■ WHAT YOU ARE ASKED TO DO
Take each line containing the word "气象预报" and copy it.

Source records:
····················

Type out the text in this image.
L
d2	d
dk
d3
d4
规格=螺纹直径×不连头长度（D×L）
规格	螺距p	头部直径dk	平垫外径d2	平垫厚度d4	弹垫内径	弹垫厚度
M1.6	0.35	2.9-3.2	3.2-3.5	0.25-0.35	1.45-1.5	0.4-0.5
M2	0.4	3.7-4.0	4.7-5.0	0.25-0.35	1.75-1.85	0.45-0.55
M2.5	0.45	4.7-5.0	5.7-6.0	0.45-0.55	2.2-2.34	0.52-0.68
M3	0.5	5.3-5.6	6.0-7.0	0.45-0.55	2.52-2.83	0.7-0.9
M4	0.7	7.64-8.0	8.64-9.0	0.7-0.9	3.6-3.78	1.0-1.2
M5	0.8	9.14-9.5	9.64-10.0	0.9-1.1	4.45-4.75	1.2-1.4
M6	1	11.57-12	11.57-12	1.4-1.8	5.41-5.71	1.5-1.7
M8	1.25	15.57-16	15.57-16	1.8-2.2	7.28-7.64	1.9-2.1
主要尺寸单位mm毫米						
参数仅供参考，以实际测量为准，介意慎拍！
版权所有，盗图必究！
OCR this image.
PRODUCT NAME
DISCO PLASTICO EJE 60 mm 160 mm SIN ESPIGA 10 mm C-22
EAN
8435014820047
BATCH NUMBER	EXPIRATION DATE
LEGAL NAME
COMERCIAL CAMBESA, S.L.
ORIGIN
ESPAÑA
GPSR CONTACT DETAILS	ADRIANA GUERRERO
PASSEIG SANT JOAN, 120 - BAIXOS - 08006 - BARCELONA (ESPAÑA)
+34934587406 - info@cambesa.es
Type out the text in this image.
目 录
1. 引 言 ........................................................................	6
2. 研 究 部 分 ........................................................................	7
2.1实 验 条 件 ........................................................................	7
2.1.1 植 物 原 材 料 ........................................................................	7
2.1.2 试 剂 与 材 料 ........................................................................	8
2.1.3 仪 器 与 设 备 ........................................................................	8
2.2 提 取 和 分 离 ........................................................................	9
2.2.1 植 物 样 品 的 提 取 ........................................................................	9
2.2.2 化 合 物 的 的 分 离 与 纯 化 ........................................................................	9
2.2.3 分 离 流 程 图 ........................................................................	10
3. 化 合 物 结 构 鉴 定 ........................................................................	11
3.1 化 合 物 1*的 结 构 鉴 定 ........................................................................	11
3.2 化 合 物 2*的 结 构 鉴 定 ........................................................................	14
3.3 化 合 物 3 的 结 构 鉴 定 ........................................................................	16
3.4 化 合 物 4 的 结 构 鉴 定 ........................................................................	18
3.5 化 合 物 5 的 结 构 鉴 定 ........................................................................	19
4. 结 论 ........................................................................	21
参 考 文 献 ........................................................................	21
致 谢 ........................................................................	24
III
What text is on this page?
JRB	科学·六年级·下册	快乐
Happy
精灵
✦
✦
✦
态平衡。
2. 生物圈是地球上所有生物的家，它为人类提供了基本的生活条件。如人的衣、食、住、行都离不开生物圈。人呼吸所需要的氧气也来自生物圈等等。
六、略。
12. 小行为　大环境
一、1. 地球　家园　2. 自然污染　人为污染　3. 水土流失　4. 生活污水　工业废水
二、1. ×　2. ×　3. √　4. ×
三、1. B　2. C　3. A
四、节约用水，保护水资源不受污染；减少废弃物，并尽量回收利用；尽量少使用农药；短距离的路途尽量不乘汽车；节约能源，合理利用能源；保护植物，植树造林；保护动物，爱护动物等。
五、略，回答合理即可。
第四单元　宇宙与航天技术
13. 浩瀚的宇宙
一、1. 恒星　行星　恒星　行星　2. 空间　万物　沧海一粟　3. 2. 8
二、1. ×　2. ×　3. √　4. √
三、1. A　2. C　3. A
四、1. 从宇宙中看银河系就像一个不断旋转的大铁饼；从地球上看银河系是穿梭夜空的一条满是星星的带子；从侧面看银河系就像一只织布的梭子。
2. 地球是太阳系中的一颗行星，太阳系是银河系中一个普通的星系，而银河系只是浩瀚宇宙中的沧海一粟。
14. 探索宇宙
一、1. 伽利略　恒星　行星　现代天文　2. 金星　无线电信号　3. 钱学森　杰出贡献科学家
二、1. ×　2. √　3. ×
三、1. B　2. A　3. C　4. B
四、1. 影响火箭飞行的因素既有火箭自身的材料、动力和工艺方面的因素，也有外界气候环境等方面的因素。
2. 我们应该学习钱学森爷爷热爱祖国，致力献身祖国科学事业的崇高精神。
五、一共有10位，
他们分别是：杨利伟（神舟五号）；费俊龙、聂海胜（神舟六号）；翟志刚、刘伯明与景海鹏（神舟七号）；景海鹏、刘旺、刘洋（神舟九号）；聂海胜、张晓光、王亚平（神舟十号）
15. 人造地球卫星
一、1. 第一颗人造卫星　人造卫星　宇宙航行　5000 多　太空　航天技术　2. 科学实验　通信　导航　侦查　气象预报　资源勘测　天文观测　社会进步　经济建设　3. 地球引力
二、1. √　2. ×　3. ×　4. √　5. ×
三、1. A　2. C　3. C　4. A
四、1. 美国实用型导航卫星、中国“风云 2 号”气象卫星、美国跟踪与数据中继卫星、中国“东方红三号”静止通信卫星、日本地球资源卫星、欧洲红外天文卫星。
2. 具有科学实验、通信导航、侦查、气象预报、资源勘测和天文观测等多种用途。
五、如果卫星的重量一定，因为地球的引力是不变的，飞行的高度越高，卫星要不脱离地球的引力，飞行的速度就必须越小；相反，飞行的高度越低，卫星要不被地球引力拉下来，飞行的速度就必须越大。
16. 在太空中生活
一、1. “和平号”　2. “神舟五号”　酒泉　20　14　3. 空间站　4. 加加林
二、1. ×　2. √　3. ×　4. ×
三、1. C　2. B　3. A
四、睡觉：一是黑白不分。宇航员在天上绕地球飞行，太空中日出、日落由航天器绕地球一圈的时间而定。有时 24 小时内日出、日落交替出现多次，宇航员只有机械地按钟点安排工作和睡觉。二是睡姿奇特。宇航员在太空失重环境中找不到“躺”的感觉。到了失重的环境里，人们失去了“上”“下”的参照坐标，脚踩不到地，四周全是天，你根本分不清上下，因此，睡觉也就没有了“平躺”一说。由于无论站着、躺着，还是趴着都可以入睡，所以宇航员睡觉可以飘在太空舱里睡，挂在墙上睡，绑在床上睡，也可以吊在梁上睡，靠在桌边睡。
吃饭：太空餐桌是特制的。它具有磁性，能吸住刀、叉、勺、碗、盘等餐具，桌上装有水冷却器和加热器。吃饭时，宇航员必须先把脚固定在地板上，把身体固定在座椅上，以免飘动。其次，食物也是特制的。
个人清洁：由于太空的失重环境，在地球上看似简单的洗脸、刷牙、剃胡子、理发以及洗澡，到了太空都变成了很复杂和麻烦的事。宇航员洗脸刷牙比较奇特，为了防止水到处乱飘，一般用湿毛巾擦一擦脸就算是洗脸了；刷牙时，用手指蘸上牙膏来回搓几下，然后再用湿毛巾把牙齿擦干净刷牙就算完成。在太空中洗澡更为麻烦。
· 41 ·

····················

■ FULL RESPONSE
一、1. 第一颗人造卫星　人造卫星　宇宙航行　5000 多　太空　航天技术　2. 科学实验　通信　导航　侦查　气象预报　资源勘测　天文观测　社会进步　经济建设　3. 地球引力
2. 具有科学实验、通信导航、侦查、气象预报、资源勘测和天文观测等多种用途。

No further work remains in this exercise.